GIVEN PROBLEM >> Comb the records below for the string "Grand" and copy each line where it turns up.

MATERIAL PROVIDED >>
^^^^

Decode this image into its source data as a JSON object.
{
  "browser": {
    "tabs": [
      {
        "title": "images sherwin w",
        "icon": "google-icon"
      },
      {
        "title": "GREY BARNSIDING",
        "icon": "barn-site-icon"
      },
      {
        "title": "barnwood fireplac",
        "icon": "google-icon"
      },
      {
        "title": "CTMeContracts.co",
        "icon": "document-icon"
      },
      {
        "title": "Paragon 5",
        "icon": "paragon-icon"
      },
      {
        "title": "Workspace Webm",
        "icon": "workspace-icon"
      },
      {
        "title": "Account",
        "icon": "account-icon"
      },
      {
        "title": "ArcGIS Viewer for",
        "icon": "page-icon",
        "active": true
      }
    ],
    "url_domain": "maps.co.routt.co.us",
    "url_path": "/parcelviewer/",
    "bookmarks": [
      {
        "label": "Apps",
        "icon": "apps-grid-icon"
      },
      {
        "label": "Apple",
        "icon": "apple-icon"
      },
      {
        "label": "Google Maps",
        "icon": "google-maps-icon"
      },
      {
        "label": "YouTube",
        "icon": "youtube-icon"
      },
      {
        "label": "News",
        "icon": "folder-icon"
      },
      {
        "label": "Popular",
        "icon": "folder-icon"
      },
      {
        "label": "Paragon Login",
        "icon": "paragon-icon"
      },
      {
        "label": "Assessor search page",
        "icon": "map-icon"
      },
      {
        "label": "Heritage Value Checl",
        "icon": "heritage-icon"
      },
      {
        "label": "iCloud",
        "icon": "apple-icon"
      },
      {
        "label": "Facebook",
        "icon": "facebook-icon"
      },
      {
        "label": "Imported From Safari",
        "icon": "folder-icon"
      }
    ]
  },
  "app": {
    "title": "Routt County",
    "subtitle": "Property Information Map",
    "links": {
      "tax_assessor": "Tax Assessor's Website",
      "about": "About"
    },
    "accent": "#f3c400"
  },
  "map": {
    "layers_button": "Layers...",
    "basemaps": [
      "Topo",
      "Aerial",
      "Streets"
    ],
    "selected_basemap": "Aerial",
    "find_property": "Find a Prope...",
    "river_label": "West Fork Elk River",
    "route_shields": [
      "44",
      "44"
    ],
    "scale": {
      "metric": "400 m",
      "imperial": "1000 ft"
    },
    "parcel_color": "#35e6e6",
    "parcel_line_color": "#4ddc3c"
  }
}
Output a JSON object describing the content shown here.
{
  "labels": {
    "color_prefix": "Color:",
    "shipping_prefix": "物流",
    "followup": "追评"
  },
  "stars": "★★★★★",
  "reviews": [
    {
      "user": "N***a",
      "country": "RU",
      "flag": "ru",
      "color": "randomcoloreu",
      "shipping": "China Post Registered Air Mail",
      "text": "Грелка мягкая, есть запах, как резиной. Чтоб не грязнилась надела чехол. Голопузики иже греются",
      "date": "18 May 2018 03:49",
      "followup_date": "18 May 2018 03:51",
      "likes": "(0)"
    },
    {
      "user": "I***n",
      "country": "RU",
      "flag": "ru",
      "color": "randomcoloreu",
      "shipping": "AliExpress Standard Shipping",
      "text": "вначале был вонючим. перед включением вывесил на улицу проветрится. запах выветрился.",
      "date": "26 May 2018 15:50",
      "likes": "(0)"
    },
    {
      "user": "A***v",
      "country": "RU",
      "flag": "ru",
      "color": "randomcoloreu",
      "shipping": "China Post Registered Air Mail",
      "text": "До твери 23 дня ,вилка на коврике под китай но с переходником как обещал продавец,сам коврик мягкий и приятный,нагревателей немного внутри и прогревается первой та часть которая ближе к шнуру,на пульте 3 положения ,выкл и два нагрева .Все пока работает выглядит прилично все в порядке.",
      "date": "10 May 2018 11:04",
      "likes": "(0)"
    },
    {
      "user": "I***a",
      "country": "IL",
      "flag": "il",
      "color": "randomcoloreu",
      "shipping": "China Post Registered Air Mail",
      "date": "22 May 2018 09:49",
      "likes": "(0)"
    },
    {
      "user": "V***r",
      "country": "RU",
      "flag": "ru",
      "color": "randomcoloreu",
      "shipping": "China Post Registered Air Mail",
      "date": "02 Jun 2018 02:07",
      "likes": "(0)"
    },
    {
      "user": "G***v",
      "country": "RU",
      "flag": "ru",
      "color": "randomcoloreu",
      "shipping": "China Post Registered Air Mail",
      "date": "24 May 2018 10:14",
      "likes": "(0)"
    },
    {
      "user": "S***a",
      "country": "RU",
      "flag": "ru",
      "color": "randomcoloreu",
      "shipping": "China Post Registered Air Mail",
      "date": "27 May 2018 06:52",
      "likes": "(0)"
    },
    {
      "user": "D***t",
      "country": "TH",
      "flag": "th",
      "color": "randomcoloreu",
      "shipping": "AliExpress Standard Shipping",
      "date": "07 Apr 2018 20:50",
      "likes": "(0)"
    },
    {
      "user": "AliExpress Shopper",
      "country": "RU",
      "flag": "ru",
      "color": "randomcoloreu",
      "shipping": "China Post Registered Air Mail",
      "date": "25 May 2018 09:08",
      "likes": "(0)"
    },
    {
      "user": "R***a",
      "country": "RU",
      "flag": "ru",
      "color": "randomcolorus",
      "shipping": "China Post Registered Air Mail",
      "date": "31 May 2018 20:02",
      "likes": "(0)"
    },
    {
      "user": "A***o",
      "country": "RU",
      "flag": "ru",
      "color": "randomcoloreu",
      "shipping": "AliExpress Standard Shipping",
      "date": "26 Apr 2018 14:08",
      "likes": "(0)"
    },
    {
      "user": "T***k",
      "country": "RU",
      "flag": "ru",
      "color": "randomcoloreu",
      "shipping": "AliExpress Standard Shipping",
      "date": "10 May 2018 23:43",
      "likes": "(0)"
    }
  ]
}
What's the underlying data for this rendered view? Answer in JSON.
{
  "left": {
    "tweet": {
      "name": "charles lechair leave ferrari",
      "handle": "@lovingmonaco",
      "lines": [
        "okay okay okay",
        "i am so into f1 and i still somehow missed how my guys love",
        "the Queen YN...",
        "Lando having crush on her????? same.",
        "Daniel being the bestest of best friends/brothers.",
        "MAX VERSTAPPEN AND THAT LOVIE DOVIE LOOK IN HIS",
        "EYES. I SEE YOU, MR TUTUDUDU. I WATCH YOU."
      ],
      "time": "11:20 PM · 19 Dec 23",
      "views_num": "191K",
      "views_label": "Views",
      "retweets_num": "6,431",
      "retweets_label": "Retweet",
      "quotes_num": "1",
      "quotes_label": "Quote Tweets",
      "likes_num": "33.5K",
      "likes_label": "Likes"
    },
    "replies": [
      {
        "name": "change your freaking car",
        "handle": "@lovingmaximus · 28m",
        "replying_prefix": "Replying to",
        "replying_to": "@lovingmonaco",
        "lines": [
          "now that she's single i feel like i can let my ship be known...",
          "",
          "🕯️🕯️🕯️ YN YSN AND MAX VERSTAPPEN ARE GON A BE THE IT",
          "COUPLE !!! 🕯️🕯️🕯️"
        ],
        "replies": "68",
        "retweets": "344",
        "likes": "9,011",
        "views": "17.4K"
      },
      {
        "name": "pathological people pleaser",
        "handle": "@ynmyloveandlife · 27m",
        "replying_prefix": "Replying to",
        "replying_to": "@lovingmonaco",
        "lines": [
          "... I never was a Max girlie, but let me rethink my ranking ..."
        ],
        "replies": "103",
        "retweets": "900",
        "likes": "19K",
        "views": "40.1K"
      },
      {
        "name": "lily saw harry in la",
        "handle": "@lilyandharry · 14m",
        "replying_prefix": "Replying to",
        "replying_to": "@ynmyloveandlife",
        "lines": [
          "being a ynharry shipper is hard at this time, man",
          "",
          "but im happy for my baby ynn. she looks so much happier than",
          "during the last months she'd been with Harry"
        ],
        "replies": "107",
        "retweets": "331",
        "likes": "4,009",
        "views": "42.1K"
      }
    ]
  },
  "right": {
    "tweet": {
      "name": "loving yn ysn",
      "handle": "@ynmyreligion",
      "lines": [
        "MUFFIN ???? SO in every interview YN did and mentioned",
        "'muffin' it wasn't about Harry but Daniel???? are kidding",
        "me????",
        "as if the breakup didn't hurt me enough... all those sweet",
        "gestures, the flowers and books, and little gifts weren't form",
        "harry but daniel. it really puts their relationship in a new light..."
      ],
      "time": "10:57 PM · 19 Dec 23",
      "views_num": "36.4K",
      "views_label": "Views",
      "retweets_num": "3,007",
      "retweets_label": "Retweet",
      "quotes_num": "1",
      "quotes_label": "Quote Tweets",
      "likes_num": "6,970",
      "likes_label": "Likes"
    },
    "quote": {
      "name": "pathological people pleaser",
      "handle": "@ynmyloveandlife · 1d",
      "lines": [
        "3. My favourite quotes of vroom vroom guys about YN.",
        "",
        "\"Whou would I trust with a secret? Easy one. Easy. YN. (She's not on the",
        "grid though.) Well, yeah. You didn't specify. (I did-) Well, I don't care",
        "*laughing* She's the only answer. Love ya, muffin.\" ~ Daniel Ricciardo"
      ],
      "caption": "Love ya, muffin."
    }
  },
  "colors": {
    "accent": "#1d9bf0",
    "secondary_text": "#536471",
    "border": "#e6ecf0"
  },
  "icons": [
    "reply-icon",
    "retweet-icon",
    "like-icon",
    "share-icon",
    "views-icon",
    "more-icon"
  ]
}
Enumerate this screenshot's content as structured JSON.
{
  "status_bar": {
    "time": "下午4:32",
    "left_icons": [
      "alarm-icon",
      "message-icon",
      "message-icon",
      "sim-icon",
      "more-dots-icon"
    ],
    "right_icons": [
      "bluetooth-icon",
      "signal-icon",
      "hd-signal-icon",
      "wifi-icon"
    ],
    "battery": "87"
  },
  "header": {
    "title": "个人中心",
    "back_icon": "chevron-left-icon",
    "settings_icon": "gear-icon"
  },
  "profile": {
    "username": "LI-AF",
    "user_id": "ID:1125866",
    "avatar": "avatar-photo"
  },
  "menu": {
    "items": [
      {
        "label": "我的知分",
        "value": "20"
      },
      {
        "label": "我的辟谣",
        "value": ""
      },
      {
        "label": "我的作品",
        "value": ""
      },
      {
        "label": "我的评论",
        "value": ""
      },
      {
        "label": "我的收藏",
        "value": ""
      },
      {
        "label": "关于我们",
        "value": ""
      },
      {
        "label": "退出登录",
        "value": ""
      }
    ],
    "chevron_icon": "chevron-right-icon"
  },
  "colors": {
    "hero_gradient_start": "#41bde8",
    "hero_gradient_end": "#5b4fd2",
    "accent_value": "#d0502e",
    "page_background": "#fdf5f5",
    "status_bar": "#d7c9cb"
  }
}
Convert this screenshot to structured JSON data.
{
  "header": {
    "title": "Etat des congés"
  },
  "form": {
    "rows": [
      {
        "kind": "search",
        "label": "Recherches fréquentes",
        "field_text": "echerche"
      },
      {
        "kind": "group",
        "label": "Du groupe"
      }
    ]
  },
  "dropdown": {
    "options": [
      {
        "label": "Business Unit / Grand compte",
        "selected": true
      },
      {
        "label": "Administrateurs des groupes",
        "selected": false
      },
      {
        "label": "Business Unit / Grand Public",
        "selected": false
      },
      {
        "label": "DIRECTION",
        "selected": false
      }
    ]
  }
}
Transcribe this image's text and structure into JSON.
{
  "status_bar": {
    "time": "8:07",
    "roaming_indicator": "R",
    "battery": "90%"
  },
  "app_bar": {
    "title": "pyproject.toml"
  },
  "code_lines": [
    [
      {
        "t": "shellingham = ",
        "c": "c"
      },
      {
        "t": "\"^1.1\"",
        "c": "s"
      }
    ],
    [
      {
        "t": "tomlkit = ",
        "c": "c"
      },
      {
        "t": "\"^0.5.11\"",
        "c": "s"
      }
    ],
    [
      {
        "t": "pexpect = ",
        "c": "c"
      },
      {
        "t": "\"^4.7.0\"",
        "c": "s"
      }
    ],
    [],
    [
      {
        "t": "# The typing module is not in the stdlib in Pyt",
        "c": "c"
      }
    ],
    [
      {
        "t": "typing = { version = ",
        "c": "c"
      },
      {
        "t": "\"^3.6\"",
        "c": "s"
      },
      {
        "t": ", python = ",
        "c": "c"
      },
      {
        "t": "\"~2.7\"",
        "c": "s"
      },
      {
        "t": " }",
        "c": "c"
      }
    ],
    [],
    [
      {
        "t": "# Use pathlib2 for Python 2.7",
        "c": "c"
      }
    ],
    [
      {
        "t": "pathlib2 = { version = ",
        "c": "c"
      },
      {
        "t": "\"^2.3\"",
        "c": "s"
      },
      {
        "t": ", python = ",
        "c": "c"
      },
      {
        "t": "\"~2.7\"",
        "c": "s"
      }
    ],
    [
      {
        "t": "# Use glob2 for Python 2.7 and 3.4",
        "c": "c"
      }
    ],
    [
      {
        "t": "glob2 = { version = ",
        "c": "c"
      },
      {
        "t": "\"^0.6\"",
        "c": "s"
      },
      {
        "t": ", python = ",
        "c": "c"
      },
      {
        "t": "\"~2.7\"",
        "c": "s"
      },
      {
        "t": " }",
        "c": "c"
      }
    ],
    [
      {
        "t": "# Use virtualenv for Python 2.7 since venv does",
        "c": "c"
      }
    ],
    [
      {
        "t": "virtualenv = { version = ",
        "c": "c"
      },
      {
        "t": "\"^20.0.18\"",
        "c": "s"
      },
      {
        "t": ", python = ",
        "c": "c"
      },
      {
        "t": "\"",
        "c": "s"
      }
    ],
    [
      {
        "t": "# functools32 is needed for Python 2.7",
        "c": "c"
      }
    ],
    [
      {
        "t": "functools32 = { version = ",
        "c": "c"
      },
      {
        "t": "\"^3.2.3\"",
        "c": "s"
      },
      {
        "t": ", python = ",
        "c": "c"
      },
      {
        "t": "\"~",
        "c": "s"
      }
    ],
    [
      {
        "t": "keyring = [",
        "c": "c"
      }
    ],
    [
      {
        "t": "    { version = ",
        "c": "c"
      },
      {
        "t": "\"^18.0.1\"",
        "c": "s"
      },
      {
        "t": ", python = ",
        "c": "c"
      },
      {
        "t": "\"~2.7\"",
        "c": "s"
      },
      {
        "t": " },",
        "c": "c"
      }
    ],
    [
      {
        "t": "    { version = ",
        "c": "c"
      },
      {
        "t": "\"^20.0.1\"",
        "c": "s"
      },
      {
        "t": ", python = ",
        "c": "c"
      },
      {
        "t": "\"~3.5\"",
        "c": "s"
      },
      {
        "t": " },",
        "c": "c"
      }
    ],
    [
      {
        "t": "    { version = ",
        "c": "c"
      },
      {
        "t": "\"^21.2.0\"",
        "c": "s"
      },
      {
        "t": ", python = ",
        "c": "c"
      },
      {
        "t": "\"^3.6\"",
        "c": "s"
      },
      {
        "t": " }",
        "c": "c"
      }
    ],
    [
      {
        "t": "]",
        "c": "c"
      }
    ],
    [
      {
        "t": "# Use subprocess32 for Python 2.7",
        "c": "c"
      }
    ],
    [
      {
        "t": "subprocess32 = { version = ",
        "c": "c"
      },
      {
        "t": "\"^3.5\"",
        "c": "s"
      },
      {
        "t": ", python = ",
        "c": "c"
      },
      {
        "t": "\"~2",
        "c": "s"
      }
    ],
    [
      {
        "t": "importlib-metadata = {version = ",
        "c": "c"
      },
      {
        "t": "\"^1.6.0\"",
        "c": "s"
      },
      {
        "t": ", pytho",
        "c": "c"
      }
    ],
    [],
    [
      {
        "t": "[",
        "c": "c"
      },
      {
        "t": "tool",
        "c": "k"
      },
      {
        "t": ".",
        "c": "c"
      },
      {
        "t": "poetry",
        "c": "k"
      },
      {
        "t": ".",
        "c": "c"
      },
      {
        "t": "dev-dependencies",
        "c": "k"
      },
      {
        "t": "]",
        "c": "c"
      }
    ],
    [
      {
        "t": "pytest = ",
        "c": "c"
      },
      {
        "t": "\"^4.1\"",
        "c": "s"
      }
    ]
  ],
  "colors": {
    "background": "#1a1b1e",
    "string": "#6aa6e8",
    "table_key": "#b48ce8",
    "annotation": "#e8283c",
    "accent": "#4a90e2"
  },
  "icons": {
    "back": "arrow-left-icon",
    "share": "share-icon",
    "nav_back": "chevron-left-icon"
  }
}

^^^^

SOLVED PROBLEM >>
        "label": "Business Unit / Grand compte",
        "label": "Business Unit / Grand Public",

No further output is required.